Task objective: Give the entries again exactly, every one of them.

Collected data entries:
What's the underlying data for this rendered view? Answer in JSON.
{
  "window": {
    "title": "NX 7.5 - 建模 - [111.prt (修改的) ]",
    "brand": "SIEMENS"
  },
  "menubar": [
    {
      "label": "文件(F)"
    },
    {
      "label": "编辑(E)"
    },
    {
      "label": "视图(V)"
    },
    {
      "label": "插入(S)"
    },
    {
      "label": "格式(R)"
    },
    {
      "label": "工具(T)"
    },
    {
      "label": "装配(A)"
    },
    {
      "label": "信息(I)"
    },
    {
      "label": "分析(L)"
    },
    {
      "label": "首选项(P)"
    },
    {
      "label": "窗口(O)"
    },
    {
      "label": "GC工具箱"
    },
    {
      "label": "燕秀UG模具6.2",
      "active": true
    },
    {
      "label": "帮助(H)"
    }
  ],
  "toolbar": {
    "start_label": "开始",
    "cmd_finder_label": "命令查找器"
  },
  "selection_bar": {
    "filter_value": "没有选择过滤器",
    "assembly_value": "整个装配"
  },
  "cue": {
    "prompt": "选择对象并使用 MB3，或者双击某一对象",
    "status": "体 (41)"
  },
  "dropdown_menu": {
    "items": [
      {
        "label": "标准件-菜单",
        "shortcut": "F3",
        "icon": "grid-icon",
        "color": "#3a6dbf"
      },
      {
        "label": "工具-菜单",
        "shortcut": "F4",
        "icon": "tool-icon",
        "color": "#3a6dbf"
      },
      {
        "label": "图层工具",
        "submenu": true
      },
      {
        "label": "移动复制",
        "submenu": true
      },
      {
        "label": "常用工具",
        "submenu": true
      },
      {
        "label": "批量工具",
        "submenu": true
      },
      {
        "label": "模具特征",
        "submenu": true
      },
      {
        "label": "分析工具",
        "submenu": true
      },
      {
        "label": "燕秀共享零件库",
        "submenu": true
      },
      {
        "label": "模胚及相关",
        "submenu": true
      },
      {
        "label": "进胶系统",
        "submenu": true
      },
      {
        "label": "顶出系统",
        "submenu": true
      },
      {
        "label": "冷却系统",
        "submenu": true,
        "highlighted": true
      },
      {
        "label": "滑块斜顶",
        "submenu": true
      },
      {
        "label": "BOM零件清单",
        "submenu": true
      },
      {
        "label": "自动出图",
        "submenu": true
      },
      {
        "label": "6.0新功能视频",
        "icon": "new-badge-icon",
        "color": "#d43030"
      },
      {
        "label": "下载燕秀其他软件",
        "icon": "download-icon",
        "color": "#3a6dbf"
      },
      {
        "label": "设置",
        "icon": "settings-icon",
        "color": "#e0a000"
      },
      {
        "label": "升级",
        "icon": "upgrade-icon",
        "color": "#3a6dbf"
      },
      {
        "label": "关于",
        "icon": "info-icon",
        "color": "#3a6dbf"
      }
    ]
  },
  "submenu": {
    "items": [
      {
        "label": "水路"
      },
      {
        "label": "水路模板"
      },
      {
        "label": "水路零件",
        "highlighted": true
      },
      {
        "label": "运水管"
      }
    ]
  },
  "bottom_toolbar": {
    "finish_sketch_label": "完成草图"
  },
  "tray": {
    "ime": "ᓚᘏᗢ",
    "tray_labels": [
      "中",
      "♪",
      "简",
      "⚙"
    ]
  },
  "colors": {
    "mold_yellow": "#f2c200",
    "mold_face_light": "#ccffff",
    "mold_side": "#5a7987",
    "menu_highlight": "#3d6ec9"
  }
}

Output of the task:
What's the underlying data for this rendered view? Answer in JSON.
{
  "window": {
    "title": "NX 7.5 - 建模 - [111.prt (修改的) ]",
    "brand": "SIEMENS"
  },
  "menubar": [
    {
      "label": "文件(F)"
    },
    {
      "label": "编辑(E)"
    },
    {
      "label": "视图(V)"
    },
    {
      "label": "插入(S)"
    },
    {
      "label": "格式(R)"
    },
    {
      "label": "工具(T)"
    },
    {
      "label": "装配(A)"
    },
    {
      "label": "信息(I)"
    },
    {
      "label": "分析(L)"
    },
    {
      "label": "首选项(P)"
    },
    {
      "label": "窗口(O)"
    },
    {
      "label": "GC工具箱"
    },
    {
      "label": "燕秀UG模具6.2",
      "active": true
    },
    {
      "label": "帮助(H)"
    }
  ],
  "toolbar": {
    "start_label": "开始",
    "cmd_finder_label": "命令查找器"
  },
  "selection_bar": {
    "filter_value": "没有选择过滤器",
    "assembly_value": "整个装配"
  },
  "cue": {
    "prompt": "选择对象并使用 MB3，或者双击某一对象",
    "status": "体 (41)"
  },
  "dropdown_menu": {
    "items": [
      {
        "label": "标准件-菜单",
        "shortcut": "F3",
        "icon": "grid-icon",
        "color": "#3a6dbf"
      },
      {
        "label": "工具-菜单",
        "shortcut": "F4",
        "icon": "tool-icon",
        "color": "#3a6dbf"
      },
      {
        "label": "图层工具",
        "submenu": true
      },
      {
        "label": "移动复制",
        "submenu": true
      },
      {
        "label": "常用工具",
        "submenu": true
      },
      {
        "label": "批量工具",
        "submenu": true
      },
      {
        "label": "模具特征",
        "submenu": true
      },
      {
        "label": "分析工具",
        "submenu": true
      },
      {
        "label": "燕秀共享零件库",
        "submenu": true
      },
      {
        "label": "模胚及相关",
        "submenu": true
      },
      {
        "label": "进胶系统",
        "submenu": true
      },
      {
        "label": "顶出系统",
        "submenu": true
      },
      {
        "label": "冷却系统",
        "submenu": true,
        "highlighted": true
      },
      {
        "label": "滑块斜顶",
        "submenu": true
      },
      {
        "label": "BOM零件清单",
        "submenu": true
      },
      {
        "label": "自动出图",
        "submenu": true
      },
      {
        "label": "6.0新功能视频",
        "icon": "new-badge-icon",
        "color": "#d43030"
      },
      {
        "label": "下载燕秀其他软件",
        "icon": "download-icon",
        "color": "#3a6dbf"
      },
      {
        "label": "设置",
        "icon": "settings-icon",
        "color": "#e0a000"
      },
      {
        "label": "升级",
        "icon": "upgrade-icon",
        "color": "#3a6dbf"
      },
      {
        "label": "关于",
        "icon": "info-icon",
        "color": "#3a6dbf"
      }
    ]
  },
  "submenu": {
    "items": [
      {
        "label": "水路"
      },
      {
        "label": "水路模板"
      },
      {
        "label": "水路零件",
        "highlighted": true
      },
      {
        "label": "运水管"
      }
    ]
  },
  "bottom_toolbar": {
    "finish_sketch_label": "完成草图"
  },
  "tray": {
    "ime": "ᓚᘏᗢ",
    "tray_labels": [
      "中",
      "♪",
      "简",
      "⚙"
    ]
  },
  "colors": {
    "mold_yellow": "#f2c200",
    "mold_face_light": "#ccffff",
    "mold_side": "#5a7987",
    "menu_highlight": "#3d6ec9"
  }
}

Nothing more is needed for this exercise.